> AIM OF THE EXERCISE
Pull every line containing "BUSINESS" from the entries.
═══ LISTED RECORDS ═══
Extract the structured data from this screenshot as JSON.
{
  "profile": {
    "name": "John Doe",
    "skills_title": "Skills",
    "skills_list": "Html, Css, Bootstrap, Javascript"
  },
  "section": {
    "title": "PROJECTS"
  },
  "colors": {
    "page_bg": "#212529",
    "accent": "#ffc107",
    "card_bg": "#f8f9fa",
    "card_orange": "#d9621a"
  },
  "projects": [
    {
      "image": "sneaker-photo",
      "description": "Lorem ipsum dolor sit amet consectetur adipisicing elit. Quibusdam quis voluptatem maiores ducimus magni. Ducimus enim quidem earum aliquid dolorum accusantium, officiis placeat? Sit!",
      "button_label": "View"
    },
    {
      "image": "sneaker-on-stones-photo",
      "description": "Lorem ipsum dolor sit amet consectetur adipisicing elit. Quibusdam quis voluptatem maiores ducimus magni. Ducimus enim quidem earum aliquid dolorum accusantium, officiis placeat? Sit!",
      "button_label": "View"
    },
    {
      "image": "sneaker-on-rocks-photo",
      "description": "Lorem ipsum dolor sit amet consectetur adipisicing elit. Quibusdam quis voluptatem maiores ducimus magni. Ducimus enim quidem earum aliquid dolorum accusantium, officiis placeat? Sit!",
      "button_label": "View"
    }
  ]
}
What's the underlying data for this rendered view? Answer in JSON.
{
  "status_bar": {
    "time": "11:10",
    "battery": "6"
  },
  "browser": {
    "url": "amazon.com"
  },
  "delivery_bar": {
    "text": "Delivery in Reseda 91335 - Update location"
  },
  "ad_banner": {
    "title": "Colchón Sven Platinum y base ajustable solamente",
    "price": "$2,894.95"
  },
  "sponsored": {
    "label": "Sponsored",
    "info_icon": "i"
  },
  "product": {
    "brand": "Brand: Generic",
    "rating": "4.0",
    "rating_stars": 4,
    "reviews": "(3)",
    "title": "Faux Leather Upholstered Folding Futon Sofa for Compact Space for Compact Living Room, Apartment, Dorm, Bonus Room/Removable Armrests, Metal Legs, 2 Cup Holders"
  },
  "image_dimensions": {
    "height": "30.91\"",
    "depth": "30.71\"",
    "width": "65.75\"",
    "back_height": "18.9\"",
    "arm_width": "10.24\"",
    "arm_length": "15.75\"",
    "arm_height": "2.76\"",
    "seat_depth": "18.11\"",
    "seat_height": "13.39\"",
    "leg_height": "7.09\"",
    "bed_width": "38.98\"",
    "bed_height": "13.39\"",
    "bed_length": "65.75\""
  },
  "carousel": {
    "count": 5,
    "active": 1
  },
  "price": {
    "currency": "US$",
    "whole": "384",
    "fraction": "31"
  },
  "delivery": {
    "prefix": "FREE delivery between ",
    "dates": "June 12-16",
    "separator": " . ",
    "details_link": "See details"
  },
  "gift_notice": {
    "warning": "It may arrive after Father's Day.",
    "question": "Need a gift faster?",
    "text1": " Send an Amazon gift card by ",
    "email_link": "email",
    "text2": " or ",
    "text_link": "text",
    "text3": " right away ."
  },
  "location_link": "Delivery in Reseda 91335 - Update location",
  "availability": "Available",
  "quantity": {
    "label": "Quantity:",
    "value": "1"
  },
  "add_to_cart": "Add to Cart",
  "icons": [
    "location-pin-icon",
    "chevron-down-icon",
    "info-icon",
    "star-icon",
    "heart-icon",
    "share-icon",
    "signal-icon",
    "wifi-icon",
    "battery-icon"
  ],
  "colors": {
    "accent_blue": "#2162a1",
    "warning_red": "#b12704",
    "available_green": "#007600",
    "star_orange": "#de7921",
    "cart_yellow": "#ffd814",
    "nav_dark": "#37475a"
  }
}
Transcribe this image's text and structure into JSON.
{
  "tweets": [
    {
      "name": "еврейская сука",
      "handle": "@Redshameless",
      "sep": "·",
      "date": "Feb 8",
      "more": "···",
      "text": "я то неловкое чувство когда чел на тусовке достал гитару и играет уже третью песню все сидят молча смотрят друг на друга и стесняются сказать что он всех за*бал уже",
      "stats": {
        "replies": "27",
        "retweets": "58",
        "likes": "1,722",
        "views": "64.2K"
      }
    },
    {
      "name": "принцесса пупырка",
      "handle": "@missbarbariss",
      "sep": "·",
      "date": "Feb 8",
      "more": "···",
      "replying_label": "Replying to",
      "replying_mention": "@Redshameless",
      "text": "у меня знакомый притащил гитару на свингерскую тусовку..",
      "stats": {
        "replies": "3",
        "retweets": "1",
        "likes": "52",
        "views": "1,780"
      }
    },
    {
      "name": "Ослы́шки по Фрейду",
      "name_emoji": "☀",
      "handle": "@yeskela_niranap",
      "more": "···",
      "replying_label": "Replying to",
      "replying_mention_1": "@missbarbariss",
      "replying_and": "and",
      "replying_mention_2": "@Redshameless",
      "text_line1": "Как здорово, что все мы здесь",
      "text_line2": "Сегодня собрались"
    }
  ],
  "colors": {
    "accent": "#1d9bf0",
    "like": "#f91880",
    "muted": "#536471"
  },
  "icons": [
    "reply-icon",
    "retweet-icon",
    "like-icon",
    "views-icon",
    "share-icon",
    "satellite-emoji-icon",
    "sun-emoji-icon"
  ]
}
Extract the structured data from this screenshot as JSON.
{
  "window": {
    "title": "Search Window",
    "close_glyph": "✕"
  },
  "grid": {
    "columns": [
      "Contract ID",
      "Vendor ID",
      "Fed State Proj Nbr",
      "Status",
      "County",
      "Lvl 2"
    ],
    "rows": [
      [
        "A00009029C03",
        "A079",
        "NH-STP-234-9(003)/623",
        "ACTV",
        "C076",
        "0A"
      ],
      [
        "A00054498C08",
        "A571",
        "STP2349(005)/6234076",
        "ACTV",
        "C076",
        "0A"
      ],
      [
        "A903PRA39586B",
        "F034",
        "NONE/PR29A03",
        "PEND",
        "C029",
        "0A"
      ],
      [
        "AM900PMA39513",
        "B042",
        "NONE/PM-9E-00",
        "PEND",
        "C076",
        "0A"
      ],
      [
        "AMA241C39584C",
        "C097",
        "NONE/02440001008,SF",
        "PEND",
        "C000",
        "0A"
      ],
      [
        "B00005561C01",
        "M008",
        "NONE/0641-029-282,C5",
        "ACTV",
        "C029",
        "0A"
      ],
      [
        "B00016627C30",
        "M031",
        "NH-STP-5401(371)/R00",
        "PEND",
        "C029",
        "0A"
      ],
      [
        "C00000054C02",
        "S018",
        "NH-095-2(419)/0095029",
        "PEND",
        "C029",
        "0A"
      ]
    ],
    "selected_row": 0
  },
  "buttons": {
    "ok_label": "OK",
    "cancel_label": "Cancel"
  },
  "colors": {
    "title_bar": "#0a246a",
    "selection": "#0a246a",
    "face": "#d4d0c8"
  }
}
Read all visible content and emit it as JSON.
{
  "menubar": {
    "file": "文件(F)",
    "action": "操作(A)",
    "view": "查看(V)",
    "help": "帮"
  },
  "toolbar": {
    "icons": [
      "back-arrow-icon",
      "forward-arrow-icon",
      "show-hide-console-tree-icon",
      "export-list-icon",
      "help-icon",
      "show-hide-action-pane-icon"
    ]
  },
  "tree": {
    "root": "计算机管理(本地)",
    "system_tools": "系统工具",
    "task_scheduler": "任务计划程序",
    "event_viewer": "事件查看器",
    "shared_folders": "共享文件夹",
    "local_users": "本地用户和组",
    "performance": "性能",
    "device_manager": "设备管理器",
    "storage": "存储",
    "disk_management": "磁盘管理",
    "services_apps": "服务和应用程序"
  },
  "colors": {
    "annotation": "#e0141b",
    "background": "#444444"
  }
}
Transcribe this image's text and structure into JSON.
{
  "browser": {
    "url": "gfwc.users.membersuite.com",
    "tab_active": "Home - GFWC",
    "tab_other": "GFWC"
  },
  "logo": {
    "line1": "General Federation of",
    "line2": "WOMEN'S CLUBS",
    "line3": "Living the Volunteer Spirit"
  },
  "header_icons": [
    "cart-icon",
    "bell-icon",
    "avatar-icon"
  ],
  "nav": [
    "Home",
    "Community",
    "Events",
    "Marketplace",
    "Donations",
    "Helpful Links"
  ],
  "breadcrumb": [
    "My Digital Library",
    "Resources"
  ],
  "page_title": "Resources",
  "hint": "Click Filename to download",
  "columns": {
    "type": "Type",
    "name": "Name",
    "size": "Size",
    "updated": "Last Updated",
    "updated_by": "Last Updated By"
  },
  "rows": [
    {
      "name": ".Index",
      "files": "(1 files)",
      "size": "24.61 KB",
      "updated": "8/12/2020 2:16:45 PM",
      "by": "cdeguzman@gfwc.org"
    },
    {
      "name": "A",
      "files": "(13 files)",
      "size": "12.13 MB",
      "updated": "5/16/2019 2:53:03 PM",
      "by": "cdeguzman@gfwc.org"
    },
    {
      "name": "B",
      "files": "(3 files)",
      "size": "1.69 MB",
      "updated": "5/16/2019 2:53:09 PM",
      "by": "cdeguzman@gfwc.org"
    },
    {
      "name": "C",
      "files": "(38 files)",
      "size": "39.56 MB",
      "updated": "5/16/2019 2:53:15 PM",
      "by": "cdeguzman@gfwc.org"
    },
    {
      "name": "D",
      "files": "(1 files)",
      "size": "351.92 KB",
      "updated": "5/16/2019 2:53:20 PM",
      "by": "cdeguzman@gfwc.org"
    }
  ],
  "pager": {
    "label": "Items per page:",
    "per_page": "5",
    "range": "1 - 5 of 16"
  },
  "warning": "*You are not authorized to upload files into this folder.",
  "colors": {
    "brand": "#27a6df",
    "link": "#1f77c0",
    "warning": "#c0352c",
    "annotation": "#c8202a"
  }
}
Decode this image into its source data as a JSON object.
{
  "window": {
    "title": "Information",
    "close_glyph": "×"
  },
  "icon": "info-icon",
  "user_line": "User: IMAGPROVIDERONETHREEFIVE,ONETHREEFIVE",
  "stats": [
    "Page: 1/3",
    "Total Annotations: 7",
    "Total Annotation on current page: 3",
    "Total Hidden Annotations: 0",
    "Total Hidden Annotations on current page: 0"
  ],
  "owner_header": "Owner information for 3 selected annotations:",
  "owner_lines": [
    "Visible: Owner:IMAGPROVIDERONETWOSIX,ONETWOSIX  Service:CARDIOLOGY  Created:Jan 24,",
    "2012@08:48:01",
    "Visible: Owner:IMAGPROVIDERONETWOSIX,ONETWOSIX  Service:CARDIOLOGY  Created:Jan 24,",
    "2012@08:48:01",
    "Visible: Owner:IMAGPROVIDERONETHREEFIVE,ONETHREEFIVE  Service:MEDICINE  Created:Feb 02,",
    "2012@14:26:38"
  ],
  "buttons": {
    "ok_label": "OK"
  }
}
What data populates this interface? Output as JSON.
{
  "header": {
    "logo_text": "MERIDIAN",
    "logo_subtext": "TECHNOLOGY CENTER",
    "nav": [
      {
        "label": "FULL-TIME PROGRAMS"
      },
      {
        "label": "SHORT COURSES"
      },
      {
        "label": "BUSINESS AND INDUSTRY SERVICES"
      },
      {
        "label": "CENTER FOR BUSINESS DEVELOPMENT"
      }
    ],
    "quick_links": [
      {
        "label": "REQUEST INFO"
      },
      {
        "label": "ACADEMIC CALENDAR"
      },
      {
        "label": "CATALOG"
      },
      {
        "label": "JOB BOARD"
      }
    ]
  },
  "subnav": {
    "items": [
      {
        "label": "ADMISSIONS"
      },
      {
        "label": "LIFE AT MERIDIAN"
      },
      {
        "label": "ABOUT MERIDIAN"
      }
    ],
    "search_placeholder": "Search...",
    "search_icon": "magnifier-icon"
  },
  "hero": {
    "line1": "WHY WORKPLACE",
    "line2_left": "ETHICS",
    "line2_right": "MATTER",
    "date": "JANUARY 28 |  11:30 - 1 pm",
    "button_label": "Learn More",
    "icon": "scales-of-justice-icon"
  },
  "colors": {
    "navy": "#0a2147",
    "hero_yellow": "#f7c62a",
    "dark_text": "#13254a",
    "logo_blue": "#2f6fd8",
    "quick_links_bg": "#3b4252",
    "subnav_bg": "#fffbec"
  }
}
═══
> EXERCISE RESULT
        "label": "BUSINESS AND INDUSTRY SERVICES"
        "label": "CENTER FOR BUSINESS DEVELOPMENT"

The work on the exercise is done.